# Records contained in a dataset
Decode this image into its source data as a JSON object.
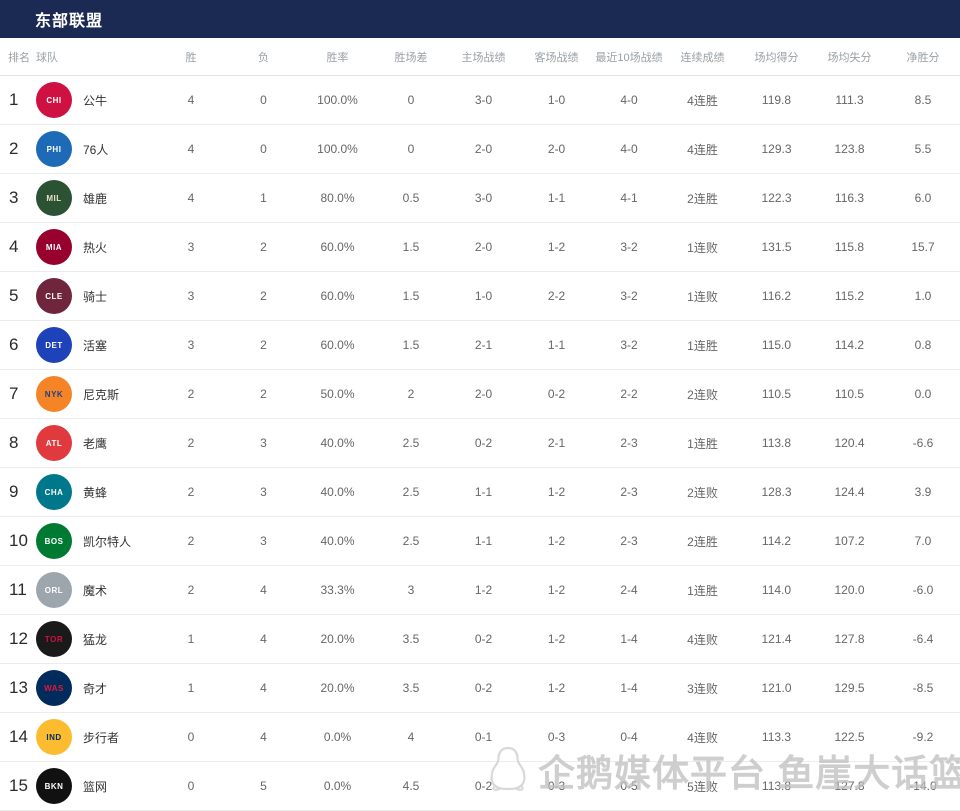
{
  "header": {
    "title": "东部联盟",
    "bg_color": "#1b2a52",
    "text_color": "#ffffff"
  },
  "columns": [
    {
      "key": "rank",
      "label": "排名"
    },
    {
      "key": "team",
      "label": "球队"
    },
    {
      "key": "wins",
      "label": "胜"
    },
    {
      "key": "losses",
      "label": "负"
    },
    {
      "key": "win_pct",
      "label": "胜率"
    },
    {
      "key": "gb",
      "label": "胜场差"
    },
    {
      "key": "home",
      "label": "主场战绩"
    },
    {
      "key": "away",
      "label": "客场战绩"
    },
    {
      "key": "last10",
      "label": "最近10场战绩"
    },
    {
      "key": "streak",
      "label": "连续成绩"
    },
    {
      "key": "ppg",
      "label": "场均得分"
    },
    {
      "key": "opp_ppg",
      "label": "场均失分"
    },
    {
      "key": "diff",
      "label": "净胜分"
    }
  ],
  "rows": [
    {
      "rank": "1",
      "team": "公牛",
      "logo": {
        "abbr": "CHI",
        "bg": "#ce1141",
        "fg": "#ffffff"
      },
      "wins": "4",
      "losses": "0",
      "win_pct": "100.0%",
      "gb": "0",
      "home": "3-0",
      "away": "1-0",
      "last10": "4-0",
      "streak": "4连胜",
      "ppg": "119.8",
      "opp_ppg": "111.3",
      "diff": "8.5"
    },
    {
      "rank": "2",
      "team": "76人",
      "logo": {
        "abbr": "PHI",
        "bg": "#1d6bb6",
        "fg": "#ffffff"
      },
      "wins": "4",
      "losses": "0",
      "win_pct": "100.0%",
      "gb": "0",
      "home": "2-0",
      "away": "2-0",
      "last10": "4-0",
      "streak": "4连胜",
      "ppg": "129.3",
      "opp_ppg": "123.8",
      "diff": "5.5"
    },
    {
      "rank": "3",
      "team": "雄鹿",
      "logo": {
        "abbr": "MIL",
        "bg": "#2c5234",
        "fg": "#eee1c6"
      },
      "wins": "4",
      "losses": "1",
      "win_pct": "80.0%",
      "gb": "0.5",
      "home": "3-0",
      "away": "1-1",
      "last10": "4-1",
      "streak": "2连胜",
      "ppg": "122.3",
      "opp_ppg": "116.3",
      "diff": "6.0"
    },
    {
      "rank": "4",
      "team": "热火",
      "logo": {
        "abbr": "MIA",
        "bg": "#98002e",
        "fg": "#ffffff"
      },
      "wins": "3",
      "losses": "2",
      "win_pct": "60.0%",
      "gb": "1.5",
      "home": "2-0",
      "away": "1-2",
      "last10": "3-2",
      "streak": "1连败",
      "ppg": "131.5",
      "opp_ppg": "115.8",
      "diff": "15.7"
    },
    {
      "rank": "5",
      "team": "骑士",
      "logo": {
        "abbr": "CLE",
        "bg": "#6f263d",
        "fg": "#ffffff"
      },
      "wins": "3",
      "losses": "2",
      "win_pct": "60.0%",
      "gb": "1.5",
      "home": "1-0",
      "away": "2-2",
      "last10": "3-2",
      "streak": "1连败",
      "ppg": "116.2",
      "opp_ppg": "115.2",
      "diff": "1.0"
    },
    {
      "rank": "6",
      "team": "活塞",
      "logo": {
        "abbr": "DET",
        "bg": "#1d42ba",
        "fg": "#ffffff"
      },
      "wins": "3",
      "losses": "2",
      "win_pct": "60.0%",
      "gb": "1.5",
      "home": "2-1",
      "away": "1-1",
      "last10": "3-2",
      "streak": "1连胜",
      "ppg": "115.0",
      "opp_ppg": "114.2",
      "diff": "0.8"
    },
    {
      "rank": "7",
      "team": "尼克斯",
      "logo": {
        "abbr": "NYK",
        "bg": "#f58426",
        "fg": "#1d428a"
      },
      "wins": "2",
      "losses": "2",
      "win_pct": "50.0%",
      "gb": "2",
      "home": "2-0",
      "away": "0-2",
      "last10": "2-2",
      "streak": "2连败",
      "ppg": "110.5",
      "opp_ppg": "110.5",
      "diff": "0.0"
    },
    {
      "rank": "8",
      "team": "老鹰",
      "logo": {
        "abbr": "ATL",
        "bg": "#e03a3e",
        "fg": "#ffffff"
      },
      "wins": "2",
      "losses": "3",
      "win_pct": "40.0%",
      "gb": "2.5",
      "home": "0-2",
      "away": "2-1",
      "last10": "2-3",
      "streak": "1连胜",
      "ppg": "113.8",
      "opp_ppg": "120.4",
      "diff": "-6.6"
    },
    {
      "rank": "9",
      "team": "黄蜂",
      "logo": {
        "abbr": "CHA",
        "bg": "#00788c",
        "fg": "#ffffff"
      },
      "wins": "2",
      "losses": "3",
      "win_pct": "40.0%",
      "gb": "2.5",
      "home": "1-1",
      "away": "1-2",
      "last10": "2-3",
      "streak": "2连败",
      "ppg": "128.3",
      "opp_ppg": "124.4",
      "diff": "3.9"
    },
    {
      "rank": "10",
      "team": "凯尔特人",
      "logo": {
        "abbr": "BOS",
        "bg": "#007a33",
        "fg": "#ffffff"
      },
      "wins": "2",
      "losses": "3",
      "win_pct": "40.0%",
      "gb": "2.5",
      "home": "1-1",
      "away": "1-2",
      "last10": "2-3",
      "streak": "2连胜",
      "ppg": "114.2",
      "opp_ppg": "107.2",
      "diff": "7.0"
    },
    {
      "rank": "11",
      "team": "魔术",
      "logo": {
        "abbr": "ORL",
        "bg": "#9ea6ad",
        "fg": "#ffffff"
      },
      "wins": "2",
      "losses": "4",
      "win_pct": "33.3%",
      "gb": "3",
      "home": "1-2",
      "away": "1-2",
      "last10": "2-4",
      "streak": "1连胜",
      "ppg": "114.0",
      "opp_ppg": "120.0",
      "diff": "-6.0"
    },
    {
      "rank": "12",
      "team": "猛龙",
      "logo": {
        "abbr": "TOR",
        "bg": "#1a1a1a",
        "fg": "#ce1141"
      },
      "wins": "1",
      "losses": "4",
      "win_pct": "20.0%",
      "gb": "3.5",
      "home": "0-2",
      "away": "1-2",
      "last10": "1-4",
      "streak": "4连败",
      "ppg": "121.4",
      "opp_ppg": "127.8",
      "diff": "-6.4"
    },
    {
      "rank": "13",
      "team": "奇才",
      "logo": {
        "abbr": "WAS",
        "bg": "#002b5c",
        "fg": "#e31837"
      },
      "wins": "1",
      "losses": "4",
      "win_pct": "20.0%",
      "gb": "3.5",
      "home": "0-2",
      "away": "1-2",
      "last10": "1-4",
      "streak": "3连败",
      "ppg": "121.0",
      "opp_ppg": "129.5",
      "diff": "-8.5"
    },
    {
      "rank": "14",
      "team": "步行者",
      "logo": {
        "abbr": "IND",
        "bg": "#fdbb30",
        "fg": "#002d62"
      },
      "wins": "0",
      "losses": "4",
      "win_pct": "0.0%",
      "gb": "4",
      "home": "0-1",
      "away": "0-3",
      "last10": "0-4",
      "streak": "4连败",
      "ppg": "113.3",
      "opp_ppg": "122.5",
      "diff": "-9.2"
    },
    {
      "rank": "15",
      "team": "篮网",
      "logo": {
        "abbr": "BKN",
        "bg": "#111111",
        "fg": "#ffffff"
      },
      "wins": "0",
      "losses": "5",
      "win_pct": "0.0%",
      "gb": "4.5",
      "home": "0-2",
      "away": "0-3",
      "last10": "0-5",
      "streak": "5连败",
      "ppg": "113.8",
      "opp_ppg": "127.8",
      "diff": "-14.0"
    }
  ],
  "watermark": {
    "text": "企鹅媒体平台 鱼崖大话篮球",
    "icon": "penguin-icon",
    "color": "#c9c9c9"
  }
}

# What needs to be done
Copy the records word for word, leaving no picture in the copy.

# Reply
Decode this image into its source data as a JSON object.
{
  "header": {
    "title": "东部联盟",
    "bg_color": "#1b2a52",
    "text_color": "#ffffff"
  },
  "columns": [
    {
      "key": "rank",
      "label": "排名"
    },
    {
      "key": "team",
      "label": "球队"
    },
    {
      "key": "wins",
      "label": "胜"
    },
    {
      "key": "losses",
      "label": "负"
    },
    {
      "key": "win_pct",
      "label": "胜率"
    },
    {
      "key": "gb",
      "label": "胜场差"
    },
    {
      "key": "home",
      "label": "主场战绩"
    },
    {
      "key": "away",
      "label": "客场战绩"
    },
    {
      "key": "last10",
      "label": "最近10场战绩"
    },
    {
      "key": "streak",
      "label": "连续成绩"
    },
    {
      "key": "ppg",
      "label": "场均得分"
    },
    {
      "key": "opp_ppg",
      "label": "场均失分"
    },
    {
      "key": "diff",
      "label": "净胜分"
    }
  ],
  "rows": [
    {
      "rank": "1",
      "team": "公牛",
      "logo": {
        "abbr": "CHI",
        "bg": "#ce1141",
        "fg": "#ffffff"
      },
      "wins": "4",
      "losses": "0",
      "win_pct": "100.0%",
      "gb": "0",
      "home": "3-0",
      "away": "1-0",
      "last10": "4-0",
      "streak": "4连胜",
      "ppg": "119.8",
      "opp_ppg": "111.3",
      "diff": "8.5"
    },
    {
      "rank": "2",
      "team": "76人",
      "logo": {
        "abbr": "PHI",
        "bg": "#1d6bb6",
        "fg": "#ffffff"
      },
      "wins": "4",
      "losses": "0",
      "win_pct": "100.0%",
      "gb": "0",
      "home": "2-0",
      "away": "2-0",
      "last10": "4-0",
      "streak": "4连胜",
      "ppg": "129.3",
      "opp_ppg": "123.8",
      "diff": "5.5"
    },
    {
      "rank": "3",
      "team": "雄鹿",
      "logo": {
        "abbr": "MIL",
        "bg": "#2c5234",
        "fg": "#eee1c6"
      },
      "wins": "4",
      "losses": "1",
      "win_pct": "80.0%",
      "gb": "0.5",
      "home": "3-0",
      "away": "1-1",
      "last10": "4-1",
      "streak": "2连胜",
      "ppg": "122.3",
      "opp_ppg": "116.3",
      "diff": "6.0"
    },
    {
      "rank": "4",
      "team": "热火",
      "logo": {
        "abbr": "MIA",
        "bg": "#98002e",
        "fg": "#ffffff"
      },
      "wins": "3",
      "losses": "2",
      "win_pct": "60.0%",
      "gb": "1.5",
      "home": "2-0",
      "away": "1-2",
      "last10": "3-2",
      "streak": "1连败",
      "ppg": "131.5",
      "opp_ppg": "115.8",
      "diff": "15.7"
    },
    {
      "rank": "5",
      "team": "骑士",
      "logo": {
        "abbr": "CLE",
        "bg": "#6f263d",
        "fg": "#ffffff"
      },
      "wins": "3",
      "losses": "2",
      "win_pct": "60.0%",
      "gb": "1.5",
      "home": "1-0",
      "away": "2-2",
      "last10": "3-2",
      "streak": "1连败",
      "ppg": "116.2",
      "opp_ppg": "115.2",
      "diff": "1.0"
    },
    {
      "rank": "6",
      "team": "活塞",
      "logo": {
        "abbr": "DET",
        "bg": "#1d42ba",
        "fg": "#ffffff"
      },
      "wins": "3",
      "losses": "2",
      "win_pct": "60.0%",
      "gb": "1.5",
      "home": "2-1",
      "away": "1-1",
      "last10": "3-2",
      "streak": "1连胜",
      "ppg": "115.0",
      "opp_ppg": "114.2",
      "diff": "0.8"
    },
    {
      "rank": "7",
      "team": "尼克斯",
      "logo": {
        "abbr": "NYK",
        "bg": "#f58426",
        "fg": "#1d428a"
      },
      "wins": "2",
      "losses": "2",
      "win_pct": "50.0%",
      "gb": "2",
      "home": "2-0",
      "away": "0-2",
      "last10": "2-2",
      "streak": "2连败",
      "ppg": "110.5",
      "opp_ppg": "110.5",
      "diff": "0.0"
    },
    {
      "rank": "8",
      "team": "老鹰",
      "logo": {
        "abbr": "ATL",
        "bg": "#e03a3e",
        "fg": "#ffffff"
      },
      "wins": "2",
      "losses": "3",
      "win_pct": "40.0%",
      "gb": "2.5",
      "home": "0-2",
      "away": "2-1",
      "last10": "2-3",
      "streak": "1连胜",
      "ppg": "113.8",
      "opp_ppg": "120.4",
      "diff": "-6.6"
    },
    {
      "rank": "9",
      "team": "黄蜂",
      "logo": {
        "abbr": "CHA",
        "bg": "#00788c",
        "fg": "#ffffff"
      },
      "wins": "2",
      "losses": "3",
      "win_pct": "40.0%",
      "gb": "2.5",
      "home": "1-1",
      "away": "1-2",
      "last10": "2-3",
      "streak": "2连败",
      "ppg": "128.3",
      "opp_ppg": "124.4",
      "diff": "3.9"
    },
    {
      "rank": "10",
      "team": "凯尔特人",
      "logo": {
        "abbr": "BOS",
        "bg": "#007a33",
        "fg": "#ffffff"
      },
      "wins": "2",
      "losses": "3",
      "win_pct": "40.0%",
      "gb": "2.5",
      "home": "1-1",
      "away": "1-2",
      "last10": "2-3",
      "streak": "2连胜",
      "ppg": "114.2",
      "opp_ppg": "107.2",
      "diff": "7.0"
    },
    {
      "rank": "11",
      "team": "魔术",
      "logo": {
        "abbr": "ORL",
        "bg": "#9ea6ad",
        "fg": "#ffffff"
      },
      "wins": "2",
      "losses": "4",
      "win_pct": "33.3%",
      "gb": "3",
      "home": "1-2",
      "away": "1-2",
      "last10": "2-4",
      "streak": "1连胜",
      "ppg": "114.0",
      "opp_ppg": "120.0",
      "diff": "-6.0"
    },
    {
      "rank": "12",
      "team": "猛龙",
      "logo": {
        "abbr": "TOR",
        "bg": "#1a1a1a",
        "fg": "#ce1141"
      },
      "wins": "1",
      "losses": "4",
      "win_pct": "20.0%",
      "gb": "3.5",
      "home": "0-2",
      "away": "1-2",
      "last10": "1-4",
      "streak": "4连败",
      "ppg": "121.4",
      "opp_ppg": "127.8",
      "diff": "-6.4"
    },
    {
      "rank": "13",
      "team": "奇才",
      "logo": {
        "abbr": "WAS",
        "bg": "#002b5c",
        "fg": "#e31837"
      },
      "wins": "1",
      "losses": "4",
      "win_pct": "20.0%",
      "gb": "3.5",
      "home": "0-2",
      "away": "1-2",
      "last10": "1-4",
      "streak": "3连败",
      "ppg": "121.0",
      "opp_ppg": "129.5",
      "diff": "-8.5"
    },
    {
      "rank": "14",
      "team": "步行者",
      "logo": {
        "abbr": "IND",
        "bg": "#fdbb30",
        "fg": "#002d62"
      },
      "wins": "0",
      "losses": "4",
      "win_pct": "0.0%",
      "gb": "4",
      "home": "0-1",
      "away": "0-3",
      "last10": "0-4",
      "streak": "4连败",
      "ppg": "113.3",
      "opp_ppg": "122.5",
      "diff": "-9.2"
    },
    {
      "rank": "15",
      "team": "篮网",
      "logo": {
        "abbr": "BKN",
        "bg": "#111111",
        "fg": "#ffffff"
      },
      "wins": "0",
      "losses": "5",
      "win_pct": "0.0%",
      "gb": "4.5",
      "home": "0-2",
      "away": "0-3",
      "last10": "0-5",
      "streak": "5连败",
      "ppg": "113.8",
      "opp_ppg": "127.8",
      "diff": "-14.0"
    }
  ],
  "watermark": {
    "text": "企鹅媒体平台 鱼崖大话篮球",
    "icon": "penguin-icon",
    "color": "#c9c9c9"
  }
}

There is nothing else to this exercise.